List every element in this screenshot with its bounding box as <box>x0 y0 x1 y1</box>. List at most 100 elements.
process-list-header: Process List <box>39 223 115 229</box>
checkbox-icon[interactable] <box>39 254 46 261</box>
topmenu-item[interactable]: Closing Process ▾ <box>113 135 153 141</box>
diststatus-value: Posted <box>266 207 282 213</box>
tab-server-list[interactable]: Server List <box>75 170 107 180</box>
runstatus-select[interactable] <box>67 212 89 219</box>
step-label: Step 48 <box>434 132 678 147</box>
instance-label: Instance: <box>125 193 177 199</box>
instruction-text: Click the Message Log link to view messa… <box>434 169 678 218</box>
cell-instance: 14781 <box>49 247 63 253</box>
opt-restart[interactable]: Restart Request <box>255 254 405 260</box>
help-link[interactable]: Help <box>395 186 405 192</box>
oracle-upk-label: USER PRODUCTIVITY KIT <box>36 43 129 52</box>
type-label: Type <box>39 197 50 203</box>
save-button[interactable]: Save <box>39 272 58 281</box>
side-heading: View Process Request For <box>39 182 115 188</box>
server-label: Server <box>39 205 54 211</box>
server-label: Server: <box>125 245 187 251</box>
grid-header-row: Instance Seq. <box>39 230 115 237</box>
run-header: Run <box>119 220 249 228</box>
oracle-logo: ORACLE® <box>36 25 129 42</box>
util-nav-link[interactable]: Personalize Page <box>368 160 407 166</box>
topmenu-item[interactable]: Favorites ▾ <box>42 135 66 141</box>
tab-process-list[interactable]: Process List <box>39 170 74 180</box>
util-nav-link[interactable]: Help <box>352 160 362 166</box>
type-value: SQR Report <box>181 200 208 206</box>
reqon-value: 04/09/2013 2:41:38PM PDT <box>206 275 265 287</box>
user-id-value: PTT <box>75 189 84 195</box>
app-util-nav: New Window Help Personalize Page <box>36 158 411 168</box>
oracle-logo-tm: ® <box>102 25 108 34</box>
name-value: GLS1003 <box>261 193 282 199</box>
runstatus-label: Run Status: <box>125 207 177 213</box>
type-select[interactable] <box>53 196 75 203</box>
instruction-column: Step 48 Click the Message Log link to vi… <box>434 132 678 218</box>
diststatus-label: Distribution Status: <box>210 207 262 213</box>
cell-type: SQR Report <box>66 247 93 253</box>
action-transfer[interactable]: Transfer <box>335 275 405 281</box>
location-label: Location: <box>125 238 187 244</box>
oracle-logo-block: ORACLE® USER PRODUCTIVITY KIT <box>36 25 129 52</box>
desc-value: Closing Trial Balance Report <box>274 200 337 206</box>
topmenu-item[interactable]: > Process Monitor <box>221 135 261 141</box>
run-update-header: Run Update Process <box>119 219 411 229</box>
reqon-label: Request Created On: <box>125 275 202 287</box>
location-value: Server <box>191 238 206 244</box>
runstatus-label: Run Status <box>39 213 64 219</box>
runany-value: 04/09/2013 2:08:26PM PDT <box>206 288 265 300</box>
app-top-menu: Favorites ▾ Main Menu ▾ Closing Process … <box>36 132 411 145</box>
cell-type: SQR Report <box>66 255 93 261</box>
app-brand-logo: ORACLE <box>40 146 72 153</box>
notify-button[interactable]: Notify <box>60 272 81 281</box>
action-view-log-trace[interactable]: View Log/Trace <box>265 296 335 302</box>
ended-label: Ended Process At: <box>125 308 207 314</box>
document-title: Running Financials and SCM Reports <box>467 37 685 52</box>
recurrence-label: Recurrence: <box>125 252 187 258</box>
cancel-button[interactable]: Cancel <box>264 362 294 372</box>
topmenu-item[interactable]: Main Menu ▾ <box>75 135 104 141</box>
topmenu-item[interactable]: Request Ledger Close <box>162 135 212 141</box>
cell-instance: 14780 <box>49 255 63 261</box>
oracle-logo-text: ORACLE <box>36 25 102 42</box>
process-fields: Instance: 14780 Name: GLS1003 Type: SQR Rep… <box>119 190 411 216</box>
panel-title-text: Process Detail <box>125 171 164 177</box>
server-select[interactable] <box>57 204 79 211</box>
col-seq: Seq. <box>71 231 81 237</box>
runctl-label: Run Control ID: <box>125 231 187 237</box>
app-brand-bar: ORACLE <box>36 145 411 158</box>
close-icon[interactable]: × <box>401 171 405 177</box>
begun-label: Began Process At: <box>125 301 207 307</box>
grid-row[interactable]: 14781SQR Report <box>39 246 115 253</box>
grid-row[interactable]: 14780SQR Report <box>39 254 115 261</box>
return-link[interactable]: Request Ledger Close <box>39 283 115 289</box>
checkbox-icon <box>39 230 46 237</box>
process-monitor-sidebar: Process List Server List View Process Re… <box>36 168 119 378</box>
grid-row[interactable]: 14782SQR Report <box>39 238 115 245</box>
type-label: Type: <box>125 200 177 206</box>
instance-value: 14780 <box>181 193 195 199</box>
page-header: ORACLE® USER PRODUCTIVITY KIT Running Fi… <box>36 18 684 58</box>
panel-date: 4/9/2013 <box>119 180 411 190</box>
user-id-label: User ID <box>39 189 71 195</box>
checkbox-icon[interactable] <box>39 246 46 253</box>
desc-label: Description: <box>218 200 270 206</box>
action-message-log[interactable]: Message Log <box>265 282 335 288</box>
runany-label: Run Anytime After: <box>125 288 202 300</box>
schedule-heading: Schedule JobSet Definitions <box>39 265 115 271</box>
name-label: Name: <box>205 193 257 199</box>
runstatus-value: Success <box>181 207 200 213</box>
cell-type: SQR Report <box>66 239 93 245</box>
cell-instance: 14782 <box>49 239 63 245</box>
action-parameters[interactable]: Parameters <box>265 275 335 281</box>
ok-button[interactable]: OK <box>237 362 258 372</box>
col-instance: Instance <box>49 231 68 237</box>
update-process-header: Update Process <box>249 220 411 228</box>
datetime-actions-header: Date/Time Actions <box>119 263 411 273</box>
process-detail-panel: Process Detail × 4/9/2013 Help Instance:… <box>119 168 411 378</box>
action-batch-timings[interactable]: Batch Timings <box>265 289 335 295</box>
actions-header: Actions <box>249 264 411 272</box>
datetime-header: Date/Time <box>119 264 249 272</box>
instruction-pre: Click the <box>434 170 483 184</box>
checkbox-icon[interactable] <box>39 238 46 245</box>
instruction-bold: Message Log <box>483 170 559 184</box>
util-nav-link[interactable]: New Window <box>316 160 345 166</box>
* * * *
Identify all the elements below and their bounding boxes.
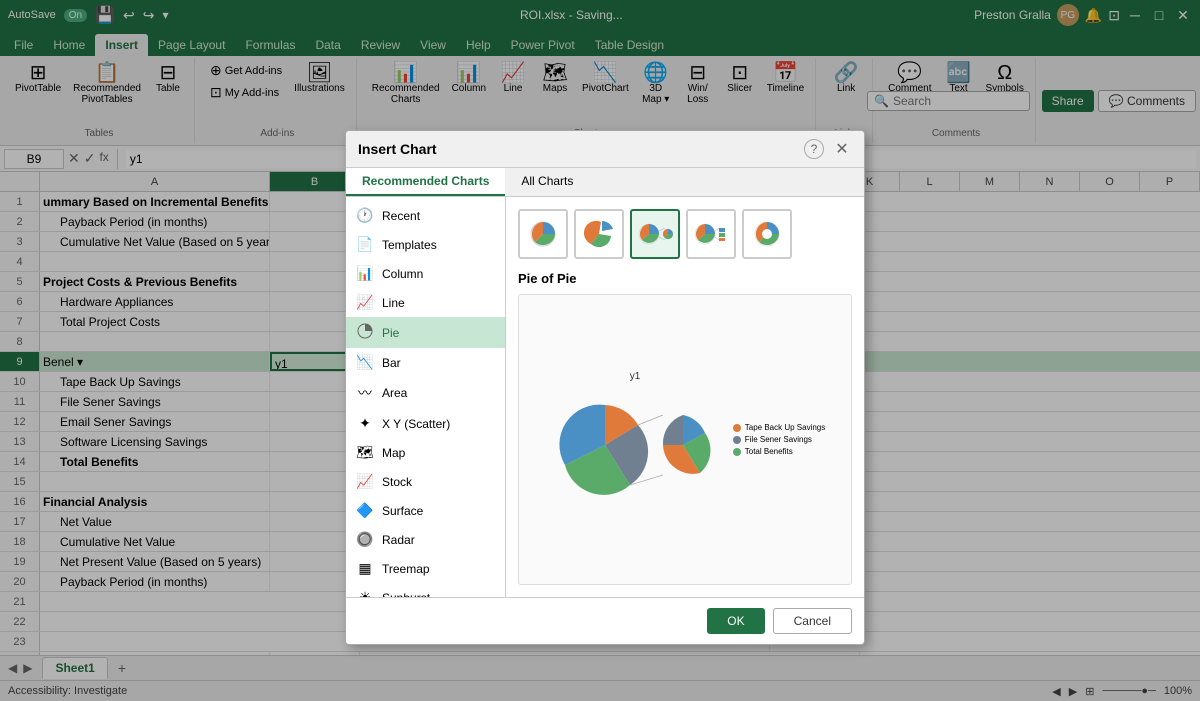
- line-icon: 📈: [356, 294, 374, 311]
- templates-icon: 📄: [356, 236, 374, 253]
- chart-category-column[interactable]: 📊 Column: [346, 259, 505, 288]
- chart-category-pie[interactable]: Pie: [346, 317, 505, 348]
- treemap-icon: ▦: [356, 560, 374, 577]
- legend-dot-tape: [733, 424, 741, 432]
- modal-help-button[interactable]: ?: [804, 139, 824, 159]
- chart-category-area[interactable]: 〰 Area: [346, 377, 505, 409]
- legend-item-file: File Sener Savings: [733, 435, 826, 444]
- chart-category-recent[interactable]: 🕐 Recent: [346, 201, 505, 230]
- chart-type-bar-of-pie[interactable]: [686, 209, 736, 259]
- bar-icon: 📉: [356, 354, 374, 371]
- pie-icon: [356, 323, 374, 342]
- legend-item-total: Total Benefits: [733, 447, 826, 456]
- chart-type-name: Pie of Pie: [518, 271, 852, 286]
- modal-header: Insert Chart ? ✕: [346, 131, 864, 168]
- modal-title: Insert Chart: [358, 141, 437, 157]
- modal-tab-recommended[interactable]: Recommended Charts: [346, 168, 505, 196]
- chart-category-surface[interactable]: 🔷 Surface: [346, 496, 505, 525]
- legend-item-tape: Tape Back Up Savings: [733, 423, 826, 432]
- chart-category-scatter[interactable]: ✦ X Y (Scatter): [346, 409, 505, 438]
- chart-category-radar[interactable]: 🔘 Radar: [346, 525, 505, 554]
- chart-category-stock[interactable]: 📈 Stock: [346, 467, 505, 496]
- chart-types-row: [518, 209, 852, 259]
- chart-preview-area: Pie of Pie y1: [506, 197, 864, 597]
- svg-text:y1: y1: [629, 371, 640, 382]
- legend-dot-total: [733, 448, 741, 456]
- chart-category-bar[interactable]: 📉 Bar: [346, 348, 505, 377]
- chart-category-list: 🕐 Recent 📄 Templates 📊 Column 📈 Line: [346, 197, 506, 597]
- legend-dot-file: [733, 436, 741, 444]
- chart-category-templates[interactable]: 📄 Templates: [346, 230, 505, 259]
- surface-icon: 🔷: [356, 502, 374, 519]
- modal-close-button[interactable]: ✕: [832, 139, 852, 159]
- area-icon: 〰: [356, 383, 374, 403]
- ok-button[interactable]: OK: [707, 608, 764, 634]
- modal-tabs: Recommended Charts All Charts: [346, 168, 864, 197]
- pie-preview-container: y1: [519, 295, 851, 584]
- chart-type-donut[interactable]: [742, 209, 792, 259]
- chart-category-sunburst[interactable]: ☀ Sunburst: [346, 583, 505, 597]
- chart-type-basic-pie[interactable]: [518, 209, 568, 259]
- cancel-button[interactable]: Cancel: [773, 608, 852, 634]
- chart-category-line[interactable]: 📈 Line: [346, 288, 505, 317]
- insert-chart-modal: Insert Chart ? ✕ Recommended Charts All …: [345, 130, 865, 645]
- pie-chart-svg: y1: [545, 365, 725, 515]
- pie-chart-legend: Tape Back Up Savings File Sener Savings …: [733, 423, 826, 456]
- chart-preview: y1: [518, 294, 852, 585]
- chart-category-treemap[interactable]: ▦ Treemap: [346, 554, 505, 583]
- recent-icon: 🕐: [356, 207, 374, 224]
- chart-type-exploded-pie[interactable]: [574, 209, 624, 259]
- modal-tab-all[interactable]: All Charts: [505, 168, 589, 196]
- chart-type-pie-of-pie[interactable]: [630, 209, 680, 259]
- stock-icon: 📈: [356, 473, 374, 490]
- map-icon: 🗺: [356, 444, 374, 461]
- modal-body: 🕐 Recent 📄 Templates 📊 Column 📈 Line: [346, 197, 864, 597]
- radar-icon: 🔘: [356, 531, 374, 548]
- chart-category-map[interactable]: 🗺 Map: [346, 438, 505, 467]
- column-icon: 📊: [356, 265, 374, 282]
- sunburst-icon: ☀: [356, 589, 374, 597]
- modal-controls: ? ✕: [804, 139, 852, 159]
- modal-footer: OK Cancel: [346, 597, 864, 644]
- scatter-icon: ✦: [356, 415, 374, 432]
* * * *
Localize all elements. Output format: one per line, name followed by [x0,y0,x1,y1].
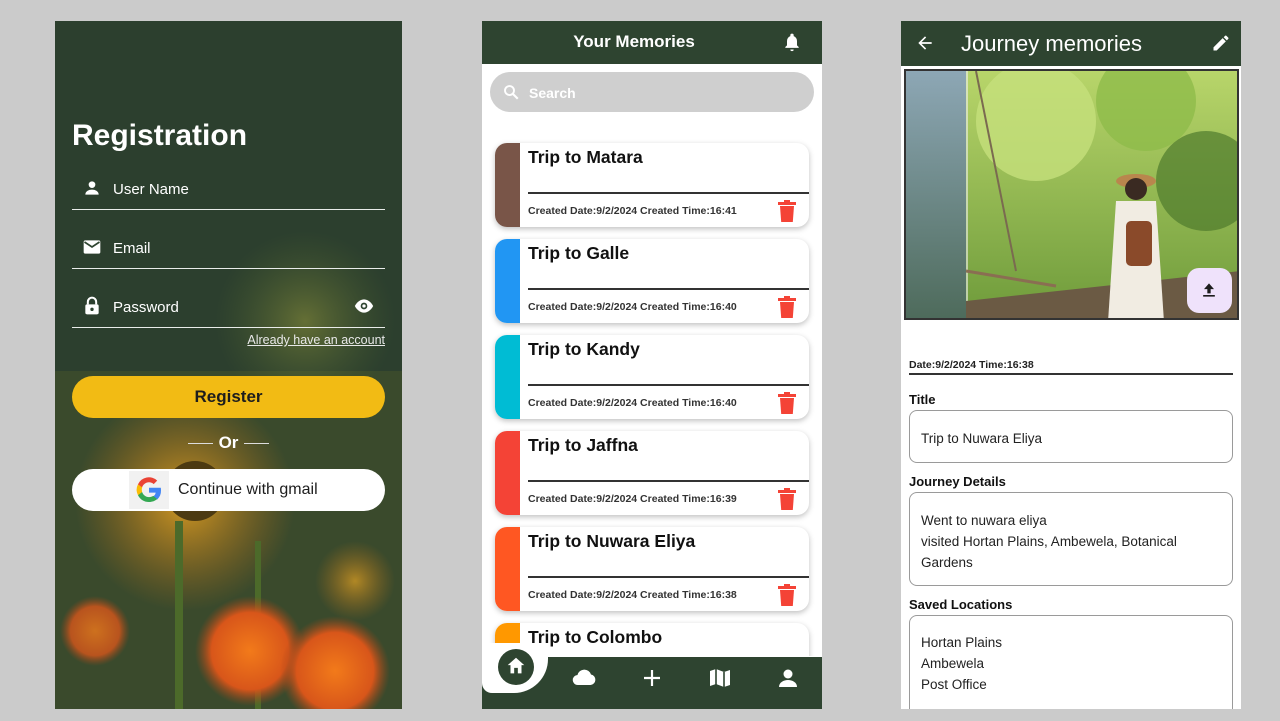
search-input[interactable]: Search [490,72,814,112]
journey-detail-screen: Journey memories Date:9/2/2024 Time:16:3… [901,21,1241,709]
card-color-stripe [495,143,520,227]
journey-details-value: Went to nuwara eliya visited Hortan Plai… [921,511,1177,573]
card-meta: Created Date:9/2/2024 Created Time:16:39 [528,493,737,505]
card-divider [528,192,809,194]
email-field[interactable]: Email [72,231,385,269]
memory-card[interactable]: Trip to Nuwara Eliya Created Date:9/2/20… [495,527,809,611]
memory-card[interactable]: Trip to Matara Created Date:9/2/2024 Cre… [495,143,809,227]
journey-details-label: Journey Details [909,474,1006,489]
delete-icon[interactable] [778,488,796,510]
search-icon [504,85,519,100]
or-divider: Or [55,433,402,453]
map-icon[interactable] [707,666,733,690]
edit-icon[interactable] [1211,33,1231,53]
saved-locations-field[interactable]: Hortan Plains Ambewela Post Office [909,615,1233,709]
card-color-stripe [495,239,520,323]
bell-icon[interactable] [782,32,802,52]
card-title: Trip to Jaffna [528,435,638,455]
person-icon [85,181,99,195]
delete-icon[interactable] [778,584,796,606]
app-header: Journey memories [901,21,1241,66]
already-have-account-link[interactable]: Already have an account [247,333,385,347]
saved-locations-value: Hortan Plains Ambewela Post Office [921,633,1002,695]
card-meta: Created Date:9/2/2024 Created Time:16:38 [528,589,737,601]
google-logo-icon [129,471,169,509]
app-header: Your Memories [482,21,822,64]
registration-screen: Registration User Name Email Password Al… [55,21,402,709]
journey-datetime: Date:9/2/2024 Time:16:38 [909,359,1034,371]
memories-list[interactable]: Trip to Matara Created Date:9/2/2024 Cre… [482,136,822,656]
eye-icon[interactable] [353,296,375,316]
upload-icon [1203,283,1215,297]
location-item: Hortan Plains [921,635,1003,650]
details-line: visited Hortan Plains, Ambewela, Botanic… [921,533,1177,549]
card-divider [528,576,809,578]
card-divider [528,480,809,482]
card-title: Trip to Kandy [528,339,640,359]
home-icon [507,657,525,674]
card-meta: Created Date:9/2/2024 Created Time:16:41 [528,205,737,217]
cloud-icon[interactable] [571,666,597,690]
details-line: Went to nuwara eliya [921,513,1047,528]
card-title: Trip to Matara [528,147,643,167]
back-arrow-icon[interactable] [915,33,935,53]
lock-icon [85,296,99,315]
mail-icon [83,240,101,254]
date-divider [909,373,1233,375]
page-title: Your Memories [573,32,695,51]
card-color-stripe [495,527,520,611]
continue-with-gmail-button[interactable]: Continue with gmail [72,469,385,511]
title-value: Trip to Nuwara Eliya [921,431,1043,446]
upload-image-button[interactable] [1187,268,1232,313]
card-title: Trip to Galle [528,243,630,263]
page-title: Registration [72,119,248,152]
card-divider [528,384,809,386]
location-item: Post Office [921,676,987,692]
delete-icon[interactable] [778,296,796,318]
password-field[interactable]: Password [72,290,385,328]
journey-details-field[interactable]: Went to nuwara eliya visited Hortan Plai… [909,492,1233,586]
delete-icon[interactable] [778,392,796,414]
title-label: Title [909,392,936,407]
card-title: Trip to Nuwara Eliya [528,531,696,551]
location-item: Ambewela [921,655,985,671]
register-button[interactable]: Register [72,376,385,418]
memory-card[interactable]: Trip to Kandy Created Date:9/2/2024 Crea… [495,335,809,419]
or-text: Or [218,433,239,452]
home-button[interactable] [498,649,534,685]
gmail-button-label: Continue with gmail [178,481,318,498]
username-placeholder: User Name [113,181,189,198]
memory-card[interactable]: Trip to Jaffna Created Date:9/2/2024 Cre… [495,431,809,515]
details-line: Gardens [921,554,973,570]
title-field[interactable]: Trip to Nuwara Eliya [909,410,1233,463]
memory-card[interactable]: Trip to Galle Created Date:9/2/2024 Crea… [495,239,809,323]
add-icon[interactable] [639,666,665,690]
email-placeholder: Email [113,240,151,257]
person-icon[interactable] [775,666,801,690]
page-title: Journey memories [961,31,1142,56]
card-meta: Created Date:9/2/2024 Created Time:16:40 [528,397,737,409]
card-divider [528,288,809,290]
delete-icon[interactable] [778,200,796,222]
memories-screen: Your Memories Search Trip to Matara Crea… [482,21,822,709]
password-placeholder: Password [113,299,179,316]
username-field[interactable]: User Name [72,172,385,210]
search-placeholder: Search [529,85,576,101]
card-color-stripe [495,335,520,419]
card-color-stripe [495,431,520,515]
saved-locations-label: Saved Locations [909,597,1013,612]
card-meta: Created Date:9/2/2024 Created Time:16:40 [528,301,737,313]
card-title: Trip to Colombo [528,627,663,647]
* * * *
• [GIVEN REQUEST]: Update the material from the line with "search-input[interactable]: Search [490,72,814,112]" up to and including the line with "cloud-icon[interactable] [571,666,597,690]" by putting "card-separator" wherever "card-divider" appears, keeping everything else the same.

• [THE REPLY]:
search-input[interactable]: Search [490,72,814,112]
journey-detail-screen: Journey memories Date:9/2/2024 Time:16:3… [901,21,1241,709]
card-color-stripe [495,143,520,227]
journey-details-value: Went to nuwara eliya visited Hortan Plai… [921,511,1177,573]
card-meta: Created Date:9/2/2024 Created Time:16:39 [528,493,737,505]
card-separator [528,192,809,194]
email-field[interactable]: Email [72,231,385,269]
memory-card[interactable]: Trip to Nuwara Eliya Created Date:9/2/20… [495,527,809,611]
memory-card[interactable]: Trip to Matara Created Date:9/2/2024 Cre… [495,143,809,227]
journey-details-label: Journey Details [909,474,1006,489]
delete-icon[interactable] [778,488,796,510]
search-icon [504,85,519,100]
or-divider: Or [55,433,402,453]
map-icon[interactable] [707,666,733,690]
edit-icon[interactable] [1211,33,1231,53]
saved-locations-field[interactable]: Hortan Plains Ambewela Post Office [909,615,1233,709]
card-color-stripe [495,239,520,323]
bell-icon[interactable] [782,32,802,52]
card-title: Trip to Jaffna [528,435,638,455]
person-icon [85,181,99,195]
delete-icon[interactable] [778,584,796,606]
app-header: Journey memories [901,21,1241,66]
already-have-account-link[interactable]: Already have an account [247,333,385,347]
saved-locations-value: Hortan Plains Ambewela Post Office [921,633,1002,695]
card-meta: Created Date:9/2/2024 Created Time:16:38 [528,589,737,601]
google-logo-icon [129,471,169,509]
app-header: Your Memories [482,21,822,64]
registration-screen: Registration User Name Email Password Al… [55,21,402,709]
journey-datetime: Date:9/2/2024 Time:16:38 [909,359,1034,371]
memories-list[interactable]: Trip to Matara Created Date:9/2/2024 Cre… [482,136,822,656]
eye-icon[interactable] [353,296,375,316]
upload-icon [1203,283,1215,297]
location-item: Hortan Plains [921,635,1003,650]
details-line: visited Hortan Plains, Ambewela, Botanic… [921,533,1177,549]
card-separator [528,576,809,578]
card-separator [528,480,809,482]
card-title: Trip to Kandy [528,339,640,359]
home-icon [507,657,525,674]
card-meta: Created Date:9/2/2024 Created Time:16:41 [528,205,737,217]
cloud-icon[interactable] [571,666,597,690]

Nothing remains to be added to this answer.